(SUPPLIED MATERIAL)
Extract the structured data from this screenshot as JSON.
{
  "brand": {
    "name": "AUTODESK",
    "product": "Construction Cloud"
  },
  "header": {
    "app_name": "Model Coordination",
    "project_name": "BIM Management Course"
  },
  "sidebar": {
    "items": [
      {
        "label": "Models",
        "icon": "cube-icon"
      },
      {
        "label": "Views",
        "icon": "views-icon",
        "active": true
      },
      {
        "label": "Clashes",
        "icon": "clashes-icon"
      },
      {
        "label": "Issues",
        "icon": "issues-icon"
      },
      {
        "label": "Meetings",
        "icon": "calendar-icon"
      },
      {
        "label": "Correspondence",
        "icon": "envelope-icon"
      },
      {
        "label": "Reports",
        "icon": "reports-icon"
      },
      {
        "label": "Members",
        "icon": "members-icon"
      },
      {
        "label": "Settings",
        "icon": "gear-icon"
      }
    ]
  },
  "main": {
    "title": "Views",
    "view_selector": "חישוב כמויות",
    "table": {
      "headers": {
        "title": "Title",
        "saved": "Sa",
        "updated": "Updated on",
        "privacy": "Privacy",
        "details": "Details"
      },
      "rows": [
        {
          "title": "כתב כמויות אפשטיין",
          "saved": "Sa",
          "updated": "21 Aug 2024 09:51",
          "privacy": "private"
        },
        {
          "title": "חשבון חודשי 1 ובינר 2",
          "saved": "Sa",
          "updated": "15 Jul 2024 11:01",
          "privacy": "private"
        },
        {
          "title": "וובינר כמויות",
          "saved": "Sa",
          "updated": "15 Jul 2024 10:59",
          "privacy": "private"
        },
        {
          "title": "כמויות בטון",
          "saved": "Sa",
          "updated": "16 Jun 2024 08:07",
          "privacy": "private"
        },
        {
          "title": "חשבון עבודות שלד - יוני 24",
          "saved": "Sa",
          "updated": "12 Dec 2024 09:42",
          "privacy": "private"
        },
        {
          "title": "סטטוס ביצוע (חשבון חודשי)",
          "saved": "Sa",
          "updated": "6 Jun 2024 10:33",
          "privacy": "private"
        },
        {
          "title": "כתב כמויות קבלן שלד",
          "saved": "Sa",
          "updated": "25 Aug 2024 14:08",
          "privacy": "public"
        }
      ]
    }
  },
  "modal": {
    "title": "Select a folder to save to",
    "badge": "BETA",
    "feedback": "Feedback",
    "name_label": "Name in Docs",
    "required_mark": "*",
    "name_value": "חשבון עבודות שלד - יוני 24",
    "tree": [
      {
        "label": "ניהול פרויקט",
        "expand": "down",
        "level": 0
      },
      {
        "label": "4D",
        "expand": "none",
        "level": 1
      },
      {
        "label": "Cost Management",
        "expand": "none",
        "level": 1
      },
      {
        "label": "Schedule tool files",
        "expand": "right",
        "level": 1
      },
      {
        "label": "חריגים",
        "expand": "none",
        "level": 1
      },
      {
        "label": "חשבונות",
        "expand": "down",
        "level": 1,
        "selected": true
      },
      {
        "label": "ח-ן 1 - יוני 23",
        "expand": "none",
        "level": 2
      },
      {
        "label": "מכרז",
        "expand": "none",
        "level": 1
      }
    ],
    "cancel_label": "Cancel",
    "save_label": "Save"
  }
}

(PROBLEM DETAILS)
Which lines in the records above contain the string "יוני"? Copy each one.

(THE SOLUTION)
          "title": "חשבון עבודות שלד - יוני 24",
    "name_value": "חשבון עבודות שלד - יוני 24",
        "label": "ח-ן 1 - יוני 23",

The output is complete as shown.